■ Task directions ■
Your answer is a single number: the count of lines that contain the string "Jonghe".

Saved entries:
··········
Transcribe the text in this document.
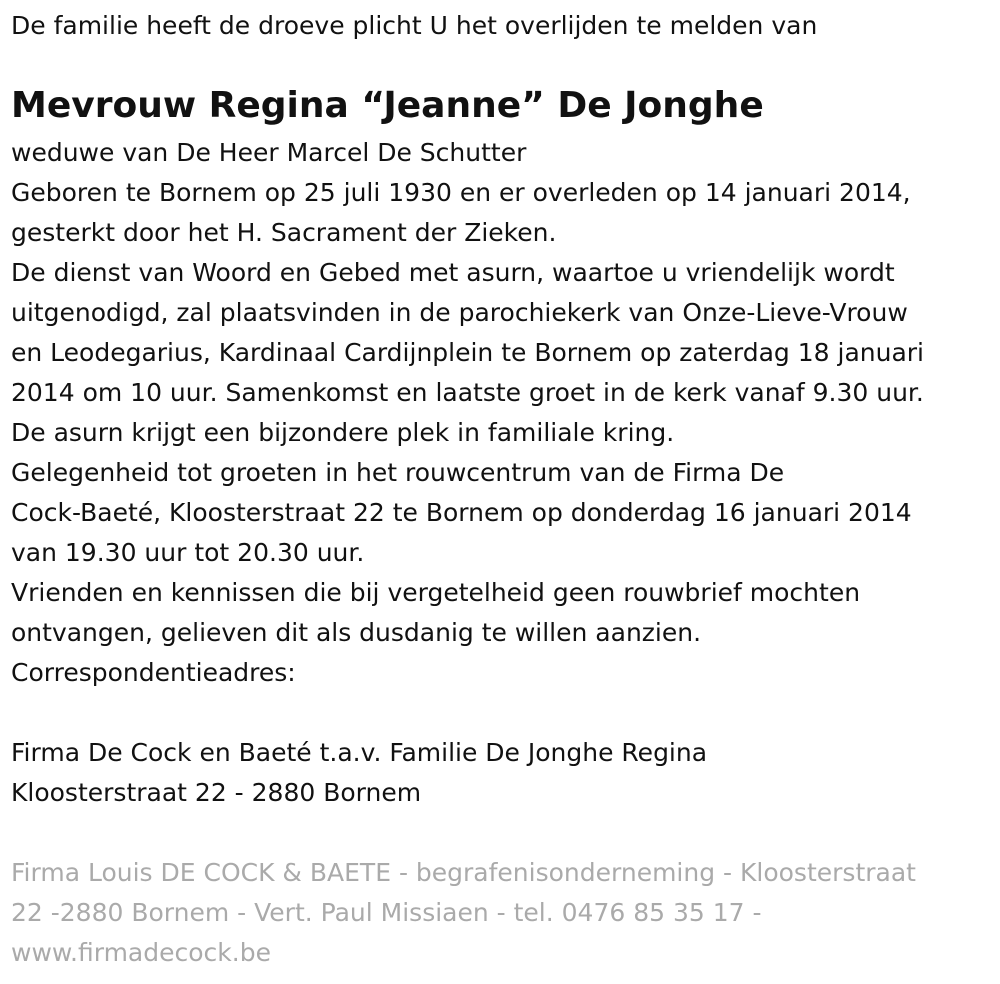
De familie heeft de droeve plicht U het overlijden te melden van
Mevrouw Regina “Jeanne” De Jonghe
weduwe van De Heer Marcel De Schutter
Geboren te Bornem op 25 juli 1930 en er overleden op 14 januari 2014,
gesterkt door het H. Sacrament der Zieken.
De dienst van Woord en Gebed met asurn, waartoe u vriendelijk wordt
uitgenodigd, zal plaatsvinden in de parochiekerk van Onze-Lieve-Vrouw
en Leodegarius, Kardinaal Cardijnplein te Bornem op zaterdag 18 januari
2014 om 10 uur. Samenkomst en laatste groet in de kerk vanaf 9.30 uur.
De asurn krijgt een bijzondere plek in familiale kring.
Gelegenheid tot groeten in het rouwcentrum van de Firma De
Cock-Baeté, Kloosterstraat 22 te Bornem op donderdag 16 januari 2014
van 19.30 uur tot 20.30 uur.
Vrienden en kennissen die bij vergetelheid geen rouwbrief mochten
ontvangen, gelieven dit als dusdanig te willen aanzien.
Correspondentieadres:
Firma De Cock en Baeté t.a.v. Familie De Jonghe Regina
Kloosterstraat 22 - 2880 Bornem
Firma Louis DE COCK & BAETE - begrafenisonderneming - Kloosterstraat
22 -2880 Bornem - Vert. Paul Missiaen - tel. 0476 85 35 17 -
www.firmadecock.be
··········
■ Task result ■
2